*** RECORD SET

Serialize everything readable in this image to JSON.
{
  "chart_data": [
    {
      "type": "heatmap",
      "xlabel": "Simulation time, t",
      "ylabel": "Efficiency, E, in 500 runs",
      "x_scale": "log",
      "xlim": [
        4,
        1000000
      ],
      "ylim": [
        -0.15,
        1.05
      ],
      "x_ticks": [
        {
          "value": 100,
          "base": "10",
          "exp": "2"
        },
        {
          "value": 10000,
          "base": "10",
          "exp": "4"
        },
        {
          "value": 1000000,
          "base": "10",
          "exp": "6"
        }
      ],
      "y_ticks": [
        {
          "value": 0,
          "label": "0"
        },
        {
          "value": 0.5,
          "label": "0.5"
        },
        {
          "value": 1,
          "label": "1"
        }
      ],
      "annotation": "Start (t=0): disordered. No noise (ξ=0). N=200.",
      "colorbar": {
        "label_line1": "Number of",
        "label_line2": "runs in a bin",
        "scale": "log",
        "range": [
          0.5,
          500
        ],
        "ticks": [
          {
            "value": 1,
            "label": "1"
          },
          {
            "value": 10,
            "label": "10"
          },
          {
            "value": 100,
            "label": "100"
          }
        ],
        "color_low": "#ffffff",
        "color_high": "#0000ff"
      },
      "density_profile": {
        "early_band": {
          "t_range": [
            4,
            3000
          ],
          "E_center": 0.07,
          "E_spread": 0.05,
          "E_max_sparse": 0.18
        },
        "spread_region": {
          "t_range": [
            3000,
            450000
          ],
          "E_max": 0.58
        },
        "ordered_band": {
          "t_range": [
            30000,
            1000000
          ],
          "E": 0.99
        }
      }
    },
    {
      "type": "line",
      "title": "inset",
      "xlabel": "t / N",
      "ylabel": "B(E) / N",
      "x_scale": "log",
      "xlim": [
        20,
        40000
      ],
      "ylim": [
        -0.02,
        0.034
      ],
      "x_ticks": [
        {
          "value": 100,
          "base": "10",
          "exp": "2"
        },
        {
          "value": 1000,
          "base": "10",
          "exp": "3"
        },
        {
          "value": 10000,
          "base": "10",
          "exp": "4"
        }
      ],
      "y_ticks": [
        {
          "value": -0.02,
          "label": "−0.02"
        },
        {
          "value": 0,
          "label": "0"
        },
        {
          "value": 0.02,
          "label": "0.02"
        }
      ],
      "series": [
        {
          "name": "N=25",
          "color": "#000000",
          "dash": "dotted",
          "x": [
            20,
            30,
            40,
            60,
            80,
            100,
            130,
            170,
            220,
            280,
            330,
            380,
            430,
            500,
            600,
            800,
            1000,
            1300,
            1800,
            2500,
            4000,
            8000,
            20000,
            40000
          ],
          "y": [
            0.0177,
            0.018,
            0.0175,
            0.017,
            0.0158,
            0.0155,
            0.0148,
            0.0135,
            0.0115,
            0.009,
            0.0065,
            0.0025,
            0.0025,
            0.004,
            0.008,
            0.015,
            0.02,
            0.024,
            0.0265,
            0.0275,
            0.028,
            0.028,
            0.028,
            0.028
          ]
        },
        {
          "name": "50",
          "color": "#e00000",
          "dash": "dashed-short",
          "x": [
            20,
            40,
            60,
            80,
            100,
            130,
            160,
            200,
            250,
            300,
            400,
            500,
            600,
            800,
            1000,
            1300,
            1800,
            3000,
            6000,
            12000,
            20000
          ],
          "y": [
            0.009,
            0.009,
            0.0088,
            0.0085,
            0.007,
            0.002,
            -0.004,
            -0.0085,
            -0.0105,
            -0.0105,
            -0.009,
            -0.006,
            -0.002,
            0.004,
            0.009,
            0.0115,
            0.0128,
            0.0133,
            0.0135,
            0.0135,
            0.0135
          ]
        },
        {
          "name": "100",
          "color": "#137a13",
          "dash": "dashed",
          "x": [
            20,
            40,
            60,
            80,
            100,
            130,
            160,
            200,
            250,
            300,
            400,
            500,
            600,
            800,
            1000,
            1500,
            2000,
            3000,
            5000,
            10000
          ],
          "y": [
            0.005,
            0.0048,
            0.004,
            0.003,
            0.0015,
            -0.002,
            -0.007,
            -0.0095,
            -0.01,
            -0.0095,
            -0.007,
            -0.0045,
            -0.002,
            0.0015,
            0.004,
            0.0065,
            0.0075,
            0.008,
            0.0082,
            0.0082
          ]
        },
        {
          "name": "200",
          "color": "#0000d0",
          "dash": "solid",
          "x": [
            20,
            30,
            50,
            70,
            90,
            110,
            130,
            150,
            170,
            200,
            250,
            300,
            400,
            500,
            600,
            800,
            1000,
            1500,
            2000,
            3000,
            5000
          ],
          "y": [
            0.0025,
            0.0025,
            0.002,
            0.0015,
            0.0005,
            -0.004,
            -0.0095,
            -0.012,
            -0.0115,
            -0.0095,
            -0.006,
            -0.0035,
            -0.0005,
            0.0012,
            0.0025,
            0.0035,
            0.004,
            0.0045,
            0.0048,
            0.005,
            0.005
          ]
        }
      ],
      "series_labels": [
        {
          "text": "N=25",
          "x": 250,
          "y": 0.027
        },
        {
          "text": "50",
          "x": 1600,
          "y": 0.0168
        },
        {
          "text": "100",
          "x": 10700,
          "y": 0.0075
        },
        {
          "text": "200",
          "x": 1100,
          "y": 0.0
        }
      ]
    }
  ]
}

******

#### OBJECTIVE
State how many lines of the listing include the word "runs". Reply with the number alone.

#### ANSWER TO THE PROBLEM
2